▸ **Exercise**
Collect every line of the records below that contains the word "this".

▸ **Data entries**

----

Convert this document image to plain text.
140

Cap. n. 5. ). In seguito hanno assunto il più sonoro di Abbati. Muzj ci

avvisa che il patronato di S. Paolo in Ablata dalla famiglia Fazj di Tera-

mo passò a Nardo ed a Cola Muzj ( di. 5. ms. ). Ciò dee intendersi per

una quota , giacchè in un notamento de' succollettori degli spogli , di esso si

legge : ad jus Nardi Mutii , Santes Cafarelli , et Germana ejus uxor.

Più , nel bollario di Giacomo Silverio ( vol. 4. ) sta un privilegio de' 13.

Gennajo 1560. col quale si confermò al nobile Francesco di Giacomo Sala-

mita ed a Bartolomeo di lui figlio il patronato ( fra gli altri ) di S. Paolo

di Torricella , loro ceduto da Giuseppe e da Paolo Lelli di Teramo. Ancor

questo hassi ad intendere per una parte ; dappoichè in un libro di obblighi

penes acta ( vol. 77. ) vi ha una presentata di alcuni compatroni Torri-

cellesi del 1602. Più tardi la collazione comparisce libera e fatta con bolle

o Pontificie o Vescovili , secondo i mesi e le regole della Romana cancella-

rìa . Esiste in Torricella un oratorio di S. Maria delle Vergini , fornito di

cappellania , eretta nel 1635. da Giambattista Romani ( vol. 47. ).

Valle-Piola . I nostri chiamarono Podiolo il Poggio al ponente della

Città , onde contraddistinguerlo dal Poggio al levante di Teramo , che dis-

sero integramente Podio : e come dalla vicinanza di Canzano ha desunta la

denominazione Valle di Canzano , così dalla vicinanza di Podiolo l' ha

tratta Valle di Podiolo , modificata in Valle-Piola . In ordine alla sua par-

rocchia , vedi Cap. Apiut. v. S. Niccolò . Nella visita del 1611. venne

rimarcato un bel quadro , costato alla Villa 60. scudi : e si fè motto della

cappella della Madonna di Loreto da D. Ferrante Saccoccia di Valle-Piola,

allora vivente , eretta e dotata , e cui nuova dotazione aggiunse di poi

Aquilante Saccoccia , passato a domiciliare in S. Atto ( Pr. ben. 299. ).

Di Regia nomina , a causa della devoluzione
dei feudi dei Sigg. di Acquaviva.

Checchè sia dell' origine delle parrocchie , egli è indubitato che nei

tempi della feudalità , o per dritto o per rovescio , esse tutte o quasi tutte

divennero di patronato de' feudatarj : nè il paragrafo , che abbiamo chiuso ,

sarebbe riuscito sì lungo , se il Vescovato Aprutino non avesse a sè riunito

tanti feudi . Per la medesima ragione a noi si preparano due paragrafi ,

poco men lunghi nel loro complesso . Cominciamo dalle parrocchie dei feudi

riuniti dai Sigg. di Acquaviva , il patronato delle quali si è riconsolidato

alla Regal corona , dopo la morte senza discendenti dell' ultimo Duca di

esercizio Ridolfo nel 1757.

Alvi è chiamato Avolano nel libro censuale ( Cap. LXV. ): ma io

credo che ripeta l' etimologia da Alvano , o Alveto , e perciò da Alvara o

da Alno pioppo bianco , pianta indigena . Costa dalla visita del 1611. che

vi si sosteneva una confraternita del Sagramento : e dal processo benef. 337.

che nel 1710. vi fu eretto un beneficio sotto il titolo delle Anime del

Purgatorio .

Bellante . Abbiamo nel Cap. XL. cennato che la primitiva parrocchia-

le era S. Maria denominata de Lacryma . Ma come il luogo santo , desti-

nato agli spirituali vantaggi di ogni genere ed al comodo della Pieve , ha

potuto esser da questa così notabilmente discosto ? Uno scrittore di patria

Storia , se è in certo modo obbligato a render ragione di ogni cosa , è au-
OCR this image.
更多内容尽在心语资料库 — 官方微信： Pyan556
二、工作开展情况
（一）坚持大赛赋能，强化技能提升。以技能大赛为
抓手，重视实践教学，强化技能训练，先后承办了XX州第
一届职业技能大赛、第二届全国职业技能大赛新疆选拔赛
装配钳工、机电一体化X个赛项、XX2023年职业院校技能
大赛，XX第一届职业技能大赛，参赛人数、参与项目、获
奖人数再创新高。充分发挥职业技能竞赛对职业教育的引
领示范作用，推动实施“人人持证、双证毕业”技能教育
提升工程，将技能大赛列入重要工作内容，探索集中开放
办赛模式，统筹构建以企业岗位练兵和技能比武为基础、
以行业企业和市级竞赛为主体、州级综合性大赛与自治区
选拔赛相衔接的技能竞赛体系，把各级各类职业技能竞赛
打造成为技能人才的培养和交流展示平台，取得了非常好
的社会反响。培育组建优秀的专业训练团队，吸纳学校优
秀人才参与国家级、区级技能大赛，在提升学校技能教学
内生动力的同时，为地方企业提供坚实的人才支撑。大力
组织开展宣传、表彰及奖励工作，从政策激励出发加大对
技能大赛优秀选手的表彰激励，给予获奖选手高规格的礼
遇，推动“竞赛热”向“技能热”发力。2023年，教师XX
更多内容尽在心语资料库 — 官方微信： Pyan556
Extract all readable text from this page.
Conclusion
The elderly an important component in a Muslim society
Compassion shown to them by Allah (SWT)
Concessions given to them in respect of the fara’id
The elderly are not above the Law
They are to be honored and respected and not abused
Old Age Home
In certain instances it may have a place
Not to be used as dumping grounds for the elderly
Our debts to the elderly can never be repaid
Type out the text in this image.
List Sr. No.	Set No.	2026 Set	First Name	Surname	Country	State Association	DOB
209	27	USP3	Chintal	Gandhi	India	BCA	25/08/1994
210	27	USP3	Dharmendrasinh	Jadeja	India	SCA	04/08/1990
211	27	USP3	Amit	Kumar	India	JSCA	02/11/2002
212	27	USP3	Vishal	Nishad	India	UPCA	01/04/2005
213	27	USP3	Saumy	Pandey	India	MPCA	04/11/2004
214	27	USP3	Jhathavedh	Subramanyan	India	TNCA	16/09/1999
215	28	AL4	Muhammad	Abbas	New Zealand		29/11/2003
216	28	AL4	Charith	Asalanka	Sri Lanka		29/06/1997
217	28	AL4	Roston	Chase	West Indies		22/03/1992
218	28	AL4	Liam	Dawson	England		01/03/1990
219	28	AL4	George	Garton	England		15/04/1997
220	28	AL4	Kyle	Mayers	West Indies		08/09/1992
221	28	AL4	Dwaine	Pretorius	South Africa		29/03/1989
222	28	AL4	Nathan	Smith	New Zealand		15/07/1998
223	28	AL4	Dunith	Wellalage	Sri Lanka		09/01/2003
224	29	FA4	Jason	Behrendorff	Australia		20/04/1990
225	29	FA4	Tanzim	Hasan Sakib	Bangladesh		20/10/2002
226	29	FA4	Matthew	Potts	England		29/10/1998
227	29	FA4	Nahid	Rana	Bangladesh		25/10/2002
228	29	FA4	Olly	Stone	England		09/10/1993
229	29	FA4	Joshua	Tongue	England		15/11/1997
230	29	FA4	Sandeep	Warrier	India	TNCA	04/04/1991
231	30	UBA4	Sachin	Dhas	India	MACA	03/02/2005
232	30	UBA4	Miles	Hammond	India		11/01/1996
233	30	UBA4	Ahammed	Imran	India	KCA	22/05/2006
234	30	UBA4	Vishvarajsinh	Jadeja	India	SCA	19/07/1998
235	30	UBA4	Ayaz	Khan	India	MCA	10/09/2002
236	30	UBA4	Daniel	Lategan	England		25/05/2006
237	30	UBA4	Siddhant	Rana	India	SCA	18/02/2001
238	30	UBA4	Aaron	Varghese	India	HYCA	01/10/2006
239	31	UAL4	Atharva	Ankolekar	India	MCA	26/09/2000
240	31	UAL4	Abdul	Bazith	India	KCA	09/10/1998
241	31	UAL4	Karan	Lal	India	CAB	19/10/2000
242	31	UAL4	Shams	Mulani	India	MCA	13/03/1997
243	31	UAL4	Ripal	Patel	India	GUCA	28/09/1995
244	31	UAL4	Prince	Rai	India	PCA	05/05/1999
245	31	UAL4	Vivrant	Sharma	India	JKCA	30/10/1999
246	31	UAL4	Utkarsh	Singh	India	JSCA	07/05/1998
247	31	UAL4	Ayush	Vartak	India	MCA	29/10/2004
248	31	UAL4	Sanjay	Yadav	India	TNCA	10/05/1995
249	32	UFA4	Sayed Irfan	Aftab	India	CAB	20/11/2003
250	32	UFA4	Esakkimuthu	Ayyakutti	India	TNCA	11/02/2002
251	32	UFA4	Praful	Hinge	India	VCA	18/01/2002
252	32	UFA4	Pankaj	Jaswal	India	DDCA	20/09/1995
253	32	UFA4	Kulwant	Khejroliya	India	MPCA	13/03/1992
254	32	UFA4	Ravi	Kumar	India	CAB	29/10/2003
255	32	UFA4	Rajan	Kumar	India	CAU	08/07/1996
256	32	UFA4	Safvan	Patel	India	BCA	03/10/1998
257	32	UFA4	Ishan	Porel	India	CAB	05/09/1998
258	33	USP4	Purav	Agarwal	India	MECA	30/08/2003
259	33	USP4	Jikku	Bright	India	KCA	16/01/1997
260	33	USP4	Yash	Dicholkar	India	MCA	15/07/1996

----

▸ **Exercise answer**
Convert this document image to plain text.
OCR this image.
Extract all readable text from this page.
Type out the text in this image.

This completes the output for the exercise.